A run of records
+ + +

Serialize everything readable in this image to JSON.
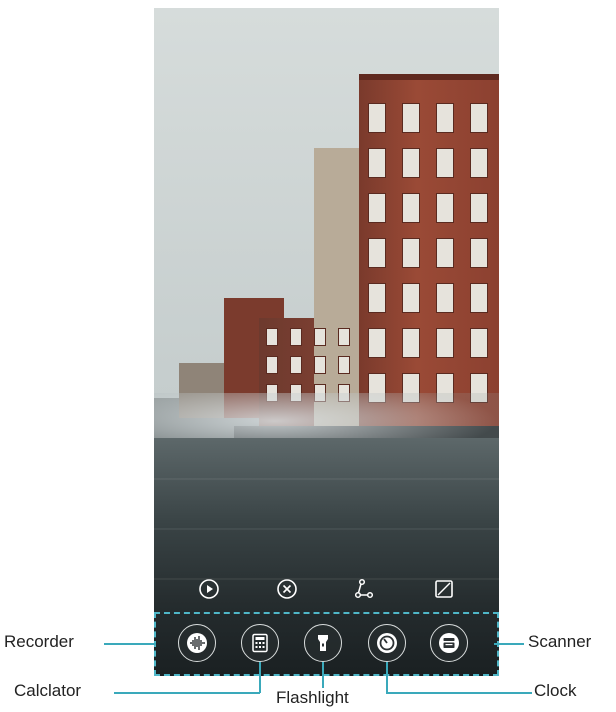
{
  "toolbar": {
    "icons": [
      "play-icon",
      "close-circle-icon",
      "share-icon",
      "edit-image-icon"
    ]
  },
  "shortcuts": [
    {
      "name": "recorder",
      "icon": "waveform-icon"
    },
    {
      "name": "calculator",
      "icon": "calculator-icon"
    },
    {
      "name": "flashlight",
      "icon": "flashlight-icon"
    },
    {
      "name": "clock",
      "icon": "timer-icon"
    },
    {
      "name": "scanner",
      "icon": "scanner-icon"
    }
  ],
  "labels": {
    "recorder": "Recorder",
    "calculator": "Calclator",
    "flashlight": "Flashlight",
    "clock": "Clock",
    "scanner": "Scanner"
  },
  "colors": {
    "accent": "#3aa9bb"
  }
}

+ + +

# Task objective:
Pictures stay out of the copy; please restate every record above exactly.

# Result for this exercise:
Serialize everything readable in this image to JSON.
{
  "toolbar": {
    "icons": [
      "play-icon",
      "close-circle-icon",
      "share-icon",
      "edit-image-icon"
    ]
  },
  "shortcuts": [
    {
      "name": "recorder",
      "icon": "waveform-icon"
    },
    {
      "name": "calculator",
      "icon": "calculator-icon"
    },
    {
      "name": "flashlight",
      "icon": "flashlight-icon"
    },
    {
      "name": "clock",
      "icon": "timer-icon"
    },
    {
      "name": "scanner",
      "icon": "scanner-icon"
    }
  ],
  "labels": {
    "recorder": "Recorder",
    "calculator": "Calclator",
    "flashlight": "Flashlight",
    "clock": "Clock",
    "scanner": "Scanner"
  },
  "colors": {
    "accent": "#3aa9bb"
  }
}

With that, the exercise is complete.